[Begin Data shown]

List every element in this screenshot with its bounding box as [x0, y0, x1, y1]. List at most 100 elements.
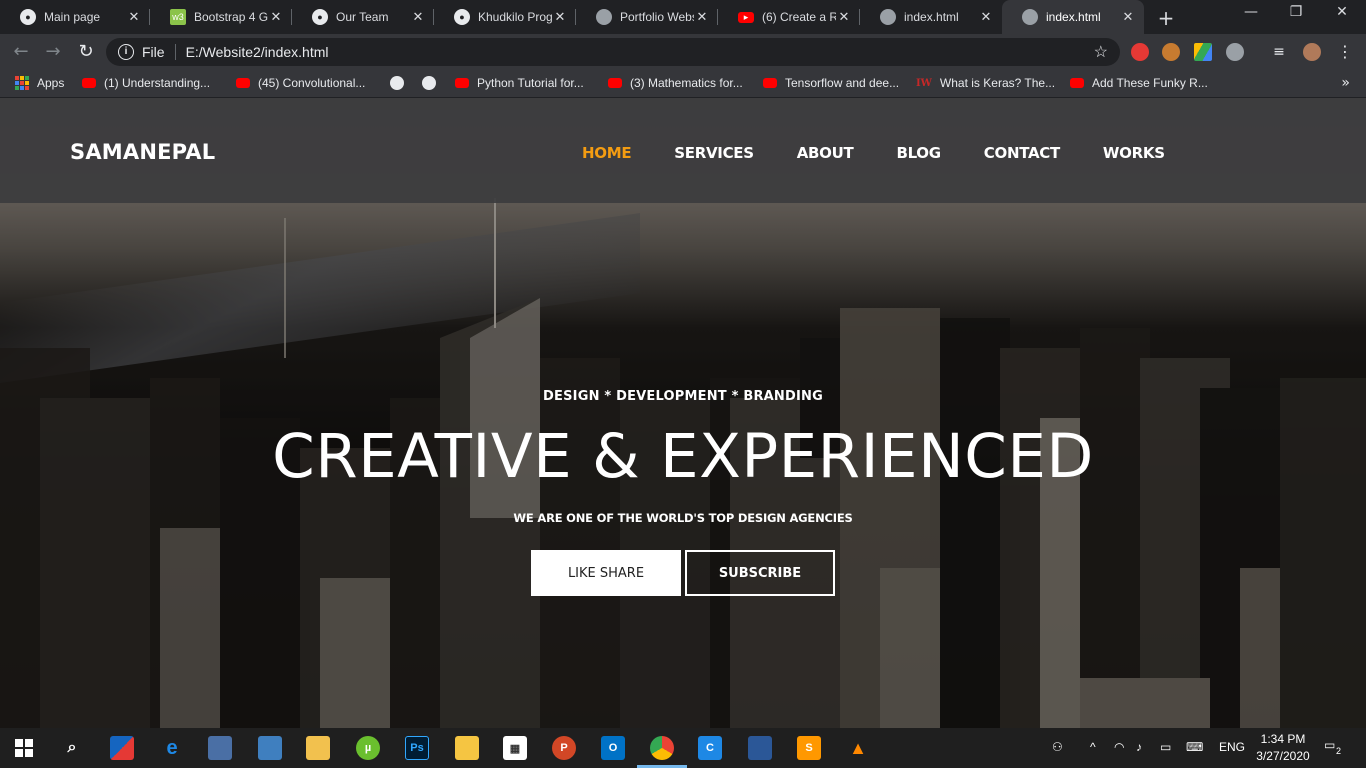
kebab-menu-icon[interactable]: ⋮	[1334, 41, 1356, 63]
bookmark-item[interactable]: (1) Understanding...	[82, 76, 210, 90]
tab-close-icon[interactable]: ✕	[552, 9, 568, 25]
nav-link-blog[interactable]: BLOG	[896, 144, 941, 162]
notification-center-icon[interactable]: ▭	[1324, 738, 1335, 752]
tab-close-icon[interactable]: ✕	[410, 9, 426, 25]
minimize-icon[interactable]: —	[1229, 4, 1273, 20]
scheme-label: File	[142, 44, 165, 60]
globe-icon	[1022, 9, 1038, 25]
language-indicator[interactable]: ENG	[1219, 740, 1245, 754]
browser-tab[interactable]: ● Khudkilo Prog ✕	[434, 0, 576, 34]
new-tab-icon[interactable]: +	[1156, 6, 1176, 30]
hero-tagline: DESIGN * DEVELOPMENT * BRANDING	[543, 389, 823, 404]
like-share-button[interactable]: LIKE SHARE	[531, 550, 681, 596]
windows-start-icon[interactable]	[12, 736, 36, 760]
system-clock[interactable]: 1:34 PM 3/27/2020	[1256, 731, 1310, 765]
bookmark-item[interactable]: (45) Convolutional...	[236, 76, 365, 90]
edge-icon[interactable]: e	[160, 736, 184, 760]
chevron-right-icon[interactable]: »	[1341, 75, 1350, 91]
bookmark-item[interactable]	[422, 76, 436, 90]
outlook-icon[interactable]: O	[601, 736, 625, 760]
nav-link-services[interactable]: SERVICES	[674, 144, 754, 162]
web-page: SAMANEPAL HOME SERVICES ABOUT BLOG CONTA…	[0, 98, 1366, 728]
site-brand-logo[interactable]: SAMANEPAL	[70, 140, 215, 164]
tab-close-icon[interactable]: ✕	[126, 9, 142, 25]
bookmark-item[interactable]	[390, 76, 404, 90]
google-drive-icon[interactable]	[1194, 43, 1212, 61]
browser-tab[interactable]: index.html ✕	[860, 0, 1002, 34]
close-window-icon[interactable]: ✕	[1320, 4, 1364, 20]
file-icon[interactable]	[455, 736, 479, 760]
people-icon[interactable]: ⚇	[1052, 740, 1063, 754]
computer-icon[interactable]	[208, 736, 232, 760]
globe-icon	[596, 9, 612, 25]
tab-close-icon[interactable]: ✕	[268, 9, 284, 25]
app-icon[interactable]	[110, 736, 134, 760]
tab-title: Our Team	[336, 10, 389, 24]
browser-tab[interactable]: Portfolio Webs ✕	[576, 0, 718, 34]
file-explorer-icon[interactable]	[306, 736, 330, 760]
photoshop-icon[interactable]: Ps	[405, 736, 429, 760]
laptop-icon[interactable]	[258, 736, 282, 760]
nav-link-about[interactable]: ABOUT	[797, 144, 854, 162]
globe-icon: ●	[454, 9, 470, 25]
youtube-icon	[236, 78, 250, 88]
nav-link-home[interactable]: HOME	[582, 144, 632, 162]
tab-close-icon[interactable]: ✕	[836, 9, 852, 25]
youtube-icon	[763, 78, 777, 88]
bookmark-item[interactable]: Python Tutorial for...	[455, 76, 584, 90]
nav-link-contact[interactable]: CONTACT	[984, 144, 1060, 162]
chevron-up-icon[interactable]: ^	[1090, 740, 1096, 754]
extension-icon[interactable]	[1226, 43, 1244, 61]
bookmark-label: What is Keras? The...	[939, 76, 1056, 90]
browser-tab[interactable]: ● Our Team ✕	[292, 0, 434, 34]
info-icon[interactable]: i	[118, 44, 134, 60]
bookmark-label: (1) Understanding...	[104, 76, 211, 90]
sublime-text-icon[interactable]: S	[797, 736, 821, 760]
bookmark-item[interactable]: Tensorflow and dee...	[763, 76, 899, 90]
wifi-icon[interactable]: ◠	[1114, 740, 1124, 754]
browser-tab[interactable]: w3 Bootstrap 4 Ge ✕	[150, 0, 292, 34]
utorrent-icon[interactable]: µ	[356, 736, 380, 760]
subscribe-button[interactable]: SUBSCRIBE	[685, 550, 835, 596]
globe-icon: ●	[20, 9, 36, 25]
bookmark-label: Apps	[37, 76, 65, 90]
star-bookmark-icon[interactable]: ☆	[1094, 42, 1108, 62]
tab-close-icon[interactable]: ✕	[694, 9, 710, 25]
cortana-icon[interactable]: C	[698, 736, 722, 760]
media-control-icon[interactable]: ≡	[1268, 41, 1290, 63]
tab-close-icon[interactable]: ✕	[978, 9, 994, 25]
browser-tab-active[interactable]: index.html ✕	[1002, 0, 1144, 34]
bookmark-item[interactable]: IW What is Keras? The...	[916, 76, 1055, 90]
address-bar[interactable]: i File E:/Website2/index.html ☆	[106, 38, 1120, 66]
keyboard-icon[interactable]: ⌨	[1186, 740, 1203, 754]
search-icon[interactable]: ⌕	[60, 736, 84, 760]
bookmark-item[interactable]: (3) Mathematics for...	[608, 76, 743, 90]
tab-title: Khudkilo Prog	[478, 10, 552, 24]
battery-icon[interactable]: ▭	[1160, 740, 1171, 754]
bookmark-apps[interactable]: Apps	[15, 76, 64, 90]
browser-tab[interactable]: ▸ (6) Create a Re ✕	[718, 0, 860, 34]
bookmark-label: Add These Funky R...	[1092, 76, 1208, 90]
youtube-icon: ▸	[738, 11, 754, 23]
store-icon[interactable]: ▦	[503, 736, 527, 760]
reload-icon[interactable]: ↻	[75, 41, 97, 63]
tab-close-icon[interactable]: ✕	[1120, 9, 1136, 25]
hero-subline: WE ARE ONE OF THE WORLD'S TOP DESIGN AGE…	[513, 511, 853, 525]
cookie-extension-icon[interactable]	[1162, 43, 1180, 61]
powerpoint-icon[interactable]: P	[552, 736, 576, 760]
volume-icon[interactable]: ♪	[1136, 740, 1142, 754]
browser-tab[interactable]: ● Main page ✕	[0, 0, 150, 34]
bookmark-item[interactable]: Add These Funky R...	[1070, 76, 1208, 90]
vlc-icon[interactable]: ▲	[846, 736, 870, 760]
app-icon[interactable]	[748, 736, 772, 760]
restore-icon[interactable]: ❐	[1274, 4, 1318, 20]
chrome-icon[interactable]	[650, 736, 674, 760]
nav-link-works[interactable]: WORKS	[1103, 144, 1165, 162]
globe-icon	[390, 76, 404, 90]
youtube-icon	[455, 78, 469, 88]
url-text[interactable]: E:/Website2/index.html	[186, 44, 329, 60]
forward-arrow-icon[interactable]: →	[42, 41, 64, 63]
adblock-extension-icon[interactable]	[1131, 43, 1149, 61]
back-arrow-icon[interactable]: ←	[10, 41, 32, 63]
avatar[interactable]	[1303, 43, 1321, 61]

[End Data shown]

## What is required
Reproduce every line of the material above verbatim, omitting the pictures.

## Output of the task
List every element in this screenshot with its bounding box as [x0, y0, x1, y1]. List at most 100 elements.
kebab-menu-icon[interactable]: ⋮	[1334, 41, 1356, 63]
bookmark-item[interactable]: (1) Understanding...	[82, 76, 210, 90]
tab-close-icon[interactable]: ✕	[552, 9, 568, 25]
nav-link-blog[interactable]: BLOG	[896, 144, 941, 162]
notification-center-icon[interactable]: ▭	[1324, 738, 1335, 752]
tab-close-icon[interactable]: ✕	[410, 9, 426, 25]
minimize-icon[interactable]: —	[1229, 4, 1273, 20]
scheme-label: File	[142, 44, 165, 60]
globe-icon	[1022, 9, 1038, 25]
language-indicator[interactable]: ENG	[1219, 740, 1245, 754]
browser-tab[interactable]: ● Khudkilo Prog ✕	[434, 0, 576, 34]
new-tab-icon[interactable]: +	[1156, 6, 1176, 30]
hero-tagline: DESIGN * DEVELOPMENT * BRANDING	[543, 389, 823, 404]
like-share-button[interactable]: LIKE SHARE	[531, 550, 681, 596]
windows-start-icon[interactable]	[12, 736, 36, 760]
system-clock[interactable]: 1:34 PM 3/27/2020	[1256, 731, 1310, 765]
bookmark-item[interactable]: (45) Convolutional...	[236, 76, 365, 90]
edge-icon[interactable]: e	[160, 736, 184, 760]
chevron-right-icon[interactable]: »	[1341, 75, 1350, 91]
bookmark-item[interactable]	[422, 76, 436, 90]
outlook-icon[interactable]: O	[601, 736, 625, 760]
nav-link-services[interactable]: SERVICES	[674, 144, 754, 162]
web-page: SAMANEPAL HOME SERVICES ABOUT BLOG CONTA…	[0, 98, 1366, 728]
site-brand-logo[interactable]: SAMANEPAL	[70, 140, 215, 164]
tab-close-icon[interactable]: ✕	[126, 9, 142, 25]
bookmark-item[interactable]	[390, 76, 404, 90]
google-drive-icon[interactable]	[1194, 43, 1212, 61]
browser-tab[interactable]: index.html ✕	[860, 0, 1002, 34]
close-window-icon[interactable]: ✕	[1320, 4, 1364, 20]
file-icon[interactable]	[455, 736, 479, 760]
people-icon[interactable]: ⚇	[1052, 740, 1063, 754]
computer-icon[interactable]	[208, 736, 232, 760]
globe-icon	[596, 9, 612, 25]
tab-close-icon[interactable]: ✕	[268, 9, 284, 25]
app-icon[interactable]	[110, 736, 134, 760]
tab-title: Our Team	[336, 10, 389, 24]
browser-tab[interactable]: Portfolio Webs ✕	[576, 0, 718, 34]
file-explorer-icon[interactable]	[306, 736, 330, 760]
photoshop-icon[interactable]: Ps	[405, 736, 429, 760]
laptop-icon[interactable]	[258, 736, 282, 760]
nav-link-about[interactable]: ABOUT	[797, 144, 854, 162]
globe-icon: ●	[454, 9, 470, 25]
youtube-icon	[236, 78, 250, 88]
nav-link-home[interactable]: HOME	[582, 144, 632, 162]
tab-close-icon[interactable]: ✕	[836, 9, 852, 25]
youtube-icon	[763, 78, 777, 88]
bookmark-item[interactable]: Python Tutorial for...	[455, 76, 584, 90]
nav-link-contact[interactable]: CONTACT	[984, 144, 1060, 162]
chevron-up-icon[interactable]: ^	[1090, 740, 1096, 754]
extension-icon[interactable]	[1226, 43, 1244, 61]
bookmark-label: What is Keras? The...	[939, 76, 1056, 90]
browser-tab[interactable]: ● Our Team ✕	[292, 0, 434, 34]
info-icon[interactable]: i	[118, 44, 134, 60]
bookmark-label: (1) Understanding...	[104, 76, 211, 90]
sublime-text-icon[interactable]: S	[797, 736, 821, 760]
bookmark-item[interactable]: Tensorflow and dee...	[763, 76, 899, 90]
wifi-icon[interactable]: ◠	[1114, 740, 1124, 754]
browser-tab[interactable]: w3 Bootstrap 4 Ge ✕	[150, 0, 292, 34]
utorrent-icon[interactable]: µ	[356, 736, 380, 760]
subscribe-button[interactable]: SUBSCRIBE	[685, 550, 835, 596]
globe-icon: ●	[20, 9, 36, 25]
bookmark-label: Apps	[37, 76, 65, 90]
star-bookmark-icon[interactable]: ☆	[1094, 42, 1108, 62]
tab-close-icon[interactable]: ✕	[694, 9, 710, 25]
cortana-icon[interactable]: C	[698, 736, 722, 760]
media-control-icon[interactable]: ≡	[1268, 41, 1290, 63]
tab-close-icon[interactable]: ✕	[978, 9, 994, 25]
browser-tab-active[interactable]: index.html ✕	[1002, 0, 1144, 34]
bookmark-item[interactable]: IW What is Keras? The...	[916, 76, 1055, 90]
address-bar[interactable]: i File E:/Website2/index.html ☆	[106, 38, 1120, 66]
keyboard-icon[interactable]: ⌨	[1186, 740, 1203, 754]
search-icon[interactable]: ⌕	[60, 736, 84, 760]
bookmark-item[interactable]: (3) Mathematics for...	[608, 76, 743, 90]
tab-title: Khudkilo Prog	[478, 10, 552, 24]
battery-icon[interactable]: ▭	[1160, 740, 1171, 754]
bookmark-apps[interactable]: Apps	[15, 76, 64, 90]
browser-tab[interactable]: ▸ (6) Create a Re ✕	[718, 0, 860, 34]
bookmark-label: Add These Funky R...	[1092, 76, 1208, 90]
youtube-icon: ▸	[738, 11, 754, 23]
store-icon[interactable]: ▦	[503, 736, 527, 760]
reload-icon[interactable]: ↻	[75, 41, 97, 63]
tab-close-icon[interactable]: ✕	[1120, 9, 1136, 25]
hero-subline: WE ARE ONE OF THE WORLD'S TOP DESIGN AGE…	[513, 511, 853, 525]
cookie-extension-icon[interactable]	[1162, 43, 1180, 61]
powerpoint-icon[interactable]: P	[552, 736, 576, 760]
volume-icon[interactable]: ♪	[1136, 740, 1142, 754]
browser-tab[interactable]: ● Main page ✕	[0, 0, 150, 34]
bookmark-item[interactable]: Add These Funky R...	[1070, 76, 1208, 90]
vlc-icon[interactable]: ▲	[846, 736, 870, 760]
app-icon[interactable]	[748, 736, 772, 760]
restore-icon[interactable]: ❐	[1274, 4, 1318, 20]
chrome-icon[interactable]	[650, 736, 674, 760]
nav-link-works[interactable]: WORKS	[1103, 144, 1165, 162]
globe-icon	[390, 76, 404, 90]
youtube-icon	[455, 78, 469, 88]
url-text[interactable]: E:/Website2/index.html	[186, 44, 329, 60]
forward-arrow-icon[interactable]: →	[42, 41, 64, 63]
adblock-extension-icon[interactable]	[1131, 43, 1149, 61]
back-arrow-icon[interactable]: ←	[10, 41, 32, 63]
avatar[interactable]	[1303, 43, 1321, 61]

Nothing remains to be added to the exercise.